What needs to be done
Find the lines holding "peak" and copy them.
★ ★ ★ ★ ★
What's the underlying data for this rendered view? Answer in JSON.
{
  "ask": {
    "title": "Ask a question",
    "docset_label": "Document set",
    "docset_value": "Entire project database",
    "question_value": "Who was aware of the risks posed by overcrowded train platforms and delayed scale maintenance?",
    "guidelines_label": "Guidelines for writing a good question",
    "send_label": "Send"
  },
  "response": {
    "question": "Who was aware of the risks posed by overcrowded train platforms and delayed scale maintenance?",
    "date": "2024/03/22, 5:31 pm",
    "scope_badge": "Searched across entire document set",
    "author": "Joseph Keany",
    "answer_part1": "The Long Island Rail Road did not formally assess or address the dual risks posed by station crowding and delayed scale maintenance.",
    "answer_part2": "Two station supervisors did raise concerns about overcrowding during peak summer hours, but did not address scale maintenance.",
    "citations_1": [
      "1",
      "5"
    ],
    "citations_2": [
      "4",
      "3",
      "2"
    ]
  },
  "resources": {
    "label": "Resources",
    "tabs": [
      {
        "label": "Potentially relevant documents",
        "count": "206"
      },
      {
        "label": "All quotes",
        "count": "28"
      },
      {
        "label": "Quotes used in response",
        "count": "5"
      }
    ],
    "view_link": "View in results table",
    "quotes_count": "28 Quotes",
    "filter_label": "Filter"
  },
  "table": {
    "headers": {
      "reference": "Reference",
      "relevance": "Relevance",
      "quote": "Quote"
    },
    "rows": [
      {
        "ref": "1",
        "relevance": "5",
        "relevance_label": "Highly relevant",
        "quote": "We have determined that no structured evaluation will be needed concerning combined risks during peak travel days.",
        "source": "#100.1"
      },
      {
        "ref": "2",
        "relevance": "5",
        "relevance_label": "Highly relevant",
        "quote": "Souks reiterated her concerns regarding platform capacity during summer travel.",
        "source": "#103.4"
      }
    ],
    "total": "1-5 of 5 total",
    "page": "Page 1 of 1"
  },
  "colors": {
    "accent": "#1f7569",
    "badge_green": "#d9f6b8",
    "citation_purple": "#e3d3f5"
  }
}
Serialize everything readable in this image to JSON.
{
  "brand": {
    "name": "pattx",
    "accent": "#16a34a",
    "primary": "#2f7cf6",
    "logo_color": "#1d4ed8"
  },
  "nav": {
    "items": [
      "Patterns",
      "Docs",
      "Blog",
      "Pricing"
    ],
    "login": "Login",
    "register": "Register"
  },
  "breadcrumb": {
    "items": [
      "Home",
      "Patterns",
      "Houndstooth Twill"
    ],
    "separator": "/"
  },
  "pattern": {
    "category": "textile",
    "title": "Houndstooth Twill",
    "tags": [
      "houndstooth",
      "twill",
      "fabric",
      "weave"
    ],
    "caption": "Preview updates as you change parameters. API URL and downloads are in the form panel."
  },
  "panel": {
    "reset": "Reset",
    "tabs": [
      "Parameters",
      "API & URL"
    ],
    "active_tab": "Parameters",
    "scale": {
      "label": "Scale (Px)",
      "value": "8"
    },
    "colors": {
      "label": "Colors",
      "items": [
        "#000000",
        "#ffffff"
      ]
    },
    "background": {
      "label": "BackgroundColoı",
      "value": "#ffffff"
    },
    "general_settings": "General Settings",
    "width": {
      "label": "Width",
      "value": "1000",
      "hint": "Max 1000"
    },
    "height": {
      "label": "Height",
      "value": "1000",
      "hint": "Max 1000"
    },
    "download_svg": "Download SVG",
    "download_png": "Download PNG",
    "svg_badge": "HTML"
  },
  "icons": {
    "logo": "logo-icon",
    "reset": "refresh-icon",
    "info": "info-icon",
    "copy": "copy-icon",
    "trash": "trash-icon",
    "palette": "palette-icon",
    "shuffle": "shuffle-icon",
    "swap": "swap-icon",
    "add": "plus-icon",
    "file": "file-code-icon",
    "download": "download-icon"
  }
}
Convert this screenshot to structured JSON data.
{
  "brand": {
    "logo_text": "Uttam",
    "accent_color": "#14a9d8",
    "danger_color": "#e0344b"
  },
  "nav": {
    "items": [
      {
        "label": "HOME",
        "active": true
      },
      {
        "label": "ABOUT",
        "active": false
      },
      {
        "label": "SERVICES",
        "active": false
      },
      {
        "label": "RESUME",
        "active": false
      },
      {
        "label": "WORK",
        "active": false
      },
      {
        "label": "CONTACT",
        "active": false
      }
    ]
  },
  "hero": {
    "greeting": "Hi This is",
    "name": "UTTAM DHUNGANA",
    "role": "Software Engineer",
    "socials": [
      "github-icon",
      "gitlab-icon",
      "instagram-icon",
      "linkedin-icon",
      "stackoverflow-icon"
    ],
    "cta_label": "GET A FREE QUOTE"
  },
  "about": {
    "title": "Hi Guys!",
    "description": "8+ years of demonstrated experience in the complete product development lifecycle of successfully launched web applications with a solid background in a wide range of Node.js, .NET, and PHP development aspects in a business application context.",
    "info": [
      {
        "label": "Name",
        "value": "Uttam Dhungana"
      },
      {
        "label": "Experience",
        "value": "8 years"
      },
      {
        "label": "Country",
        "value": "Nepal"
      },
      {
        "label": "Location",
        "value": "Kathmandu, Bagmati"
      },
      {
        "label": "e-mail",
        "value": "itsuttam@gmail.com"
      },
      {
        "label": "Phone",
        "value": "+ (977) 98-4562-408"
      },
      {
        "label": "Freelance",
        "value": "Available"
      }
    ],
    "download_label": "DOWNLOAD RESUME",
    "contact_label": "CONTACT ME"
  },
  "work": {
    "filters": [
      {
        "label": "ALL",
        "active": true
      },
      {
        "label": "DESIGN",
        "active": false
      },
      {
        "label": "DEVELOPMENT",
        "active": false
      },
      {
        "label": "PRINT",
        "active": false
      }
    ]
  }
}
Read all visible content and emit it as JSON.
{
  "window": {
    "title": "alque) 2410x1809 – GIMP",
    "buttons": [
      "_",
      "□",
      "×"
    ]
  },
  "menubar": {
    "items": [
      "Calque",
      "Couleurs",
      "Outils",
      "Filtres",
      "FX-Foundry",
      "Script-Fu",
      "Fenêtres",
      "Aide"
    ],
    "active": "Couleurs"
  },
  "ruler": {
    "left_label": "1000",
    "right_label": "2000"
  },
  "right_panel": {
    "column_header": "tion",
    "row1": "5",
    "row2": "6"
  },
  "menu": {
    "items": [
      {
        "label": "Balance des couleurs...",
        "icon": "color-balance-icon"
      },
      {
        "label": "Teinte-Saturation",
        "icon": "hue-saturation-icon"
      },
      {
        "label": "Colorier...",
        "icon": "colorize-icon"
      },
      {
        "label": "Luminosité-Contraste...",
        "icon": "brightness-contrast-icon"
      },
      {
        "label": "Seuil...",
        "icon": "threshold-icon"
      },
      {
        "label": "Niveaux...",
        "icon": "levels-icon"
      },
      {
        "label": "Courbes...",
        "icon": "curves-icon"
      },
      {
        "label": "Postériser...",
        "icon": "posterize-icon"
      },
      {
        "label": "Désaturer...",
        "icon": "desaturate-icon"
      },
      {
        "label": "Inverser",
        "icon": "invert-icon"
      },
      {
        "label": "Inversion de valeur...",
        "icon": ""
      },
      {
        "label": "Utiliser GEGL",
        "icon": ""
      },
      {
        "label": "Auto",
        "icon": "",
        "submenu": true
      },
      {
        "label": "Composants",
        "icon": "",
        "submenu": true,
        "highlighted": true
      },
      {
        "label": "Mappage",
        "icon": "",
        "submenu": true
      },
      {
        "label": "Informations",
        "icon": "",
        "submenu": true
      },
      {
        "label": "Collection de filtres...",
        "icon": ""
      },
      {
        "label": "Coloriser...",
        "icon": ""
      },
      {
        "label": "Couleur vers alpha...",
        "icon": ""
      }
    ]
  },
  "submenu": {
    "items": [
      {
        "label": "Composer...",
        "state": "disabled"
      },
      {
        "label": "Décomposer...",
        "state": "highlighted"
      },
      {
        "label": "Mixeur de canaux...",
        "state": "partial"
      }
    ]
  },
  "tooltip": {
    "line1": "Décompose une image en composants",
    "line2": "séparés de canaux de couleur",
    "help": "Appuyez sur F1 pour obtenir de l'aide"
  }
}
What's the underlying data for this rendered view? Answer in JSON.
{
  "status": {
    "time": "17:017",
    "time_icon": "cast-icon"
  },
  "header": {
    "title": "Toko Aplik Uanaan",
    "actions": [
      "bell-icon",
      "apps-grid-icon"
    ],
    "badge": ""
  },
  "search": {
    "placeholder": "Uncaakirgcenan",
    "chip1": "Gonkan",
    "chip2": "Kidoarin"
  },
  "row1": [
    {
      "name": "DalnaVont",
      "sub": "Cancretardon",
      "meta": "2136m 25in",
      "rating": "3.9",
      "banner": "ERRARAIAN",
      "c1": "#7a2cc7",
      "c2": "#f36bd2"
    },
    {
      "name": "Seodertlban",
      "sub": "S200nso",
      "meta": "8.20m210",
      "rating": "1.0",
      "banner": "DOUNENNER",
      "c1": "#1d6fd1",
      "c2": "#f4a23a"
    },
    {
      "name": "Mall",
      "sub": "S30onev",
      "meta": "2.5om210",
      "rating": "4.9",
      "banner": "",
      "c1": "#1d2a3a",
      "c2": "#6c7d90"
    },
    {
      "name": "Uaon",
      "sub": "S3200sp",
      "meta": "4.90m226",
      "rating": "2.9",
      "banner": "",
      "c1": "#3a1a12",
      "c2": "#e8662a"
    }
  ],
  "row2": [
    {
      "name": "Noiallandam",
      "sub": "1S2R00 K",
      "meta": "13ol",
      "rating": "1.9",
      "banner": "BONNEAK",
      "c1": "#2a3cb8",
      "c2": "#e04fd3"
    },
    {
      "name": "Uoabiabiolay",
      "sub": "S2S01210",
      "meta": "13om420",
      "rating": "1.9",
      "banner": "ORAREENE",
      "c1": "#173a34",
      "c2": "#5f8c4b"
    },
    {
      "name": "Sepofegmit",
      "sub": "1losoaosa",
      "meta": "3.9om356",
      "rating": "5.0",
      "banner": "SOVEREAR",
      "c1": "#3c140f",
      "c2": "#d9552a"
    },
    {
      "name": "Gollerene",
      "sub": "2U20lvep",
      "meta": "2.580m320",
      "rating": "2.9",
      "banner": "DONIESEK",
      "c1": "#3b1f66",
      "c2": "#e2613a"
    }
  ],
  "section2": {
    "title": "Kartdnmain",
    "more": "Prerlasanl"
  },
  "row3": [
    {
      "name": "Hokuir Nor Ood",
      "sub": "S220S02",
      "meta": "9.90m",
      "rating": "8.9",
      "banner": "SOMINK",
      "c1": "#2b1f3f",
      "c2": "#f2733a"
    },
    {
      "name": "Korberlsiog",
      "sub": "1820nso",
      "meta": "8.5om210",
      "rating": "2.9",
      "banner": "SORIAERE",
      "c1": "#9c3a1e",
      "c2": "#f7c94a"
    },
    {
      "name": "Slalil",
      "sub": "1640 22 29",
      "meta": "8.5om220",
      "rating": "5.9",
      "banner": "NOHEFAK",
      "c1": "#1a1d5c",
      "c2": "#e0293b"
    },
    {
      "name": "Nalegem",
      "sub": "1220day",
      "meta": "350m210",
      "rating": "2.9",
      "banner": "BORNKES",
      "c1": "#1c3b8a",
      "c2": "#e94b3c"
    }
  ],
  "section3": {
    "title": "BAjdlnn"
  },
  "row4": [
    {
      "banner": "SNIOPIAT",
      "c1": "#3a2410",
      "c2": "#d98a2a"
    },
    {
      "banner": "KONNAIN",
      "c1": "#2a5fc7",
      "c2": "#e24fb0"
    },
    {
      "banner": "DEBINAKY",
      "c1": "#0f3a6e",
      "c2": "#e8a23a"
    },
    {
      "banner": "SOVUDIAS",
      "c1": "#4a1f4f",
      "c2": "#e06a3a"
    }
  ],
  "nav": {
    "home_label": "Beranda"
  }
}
★ ★ ★ ★ ★
Response for this exercise
    "answer_part2": "Two station supervisors did raise concerns about overcrowding during peak summer hours, but did not address scale maintenance.",
        "quote": "We have determined that no structured evaluation will be needed concerning combined risks during peak travel days.",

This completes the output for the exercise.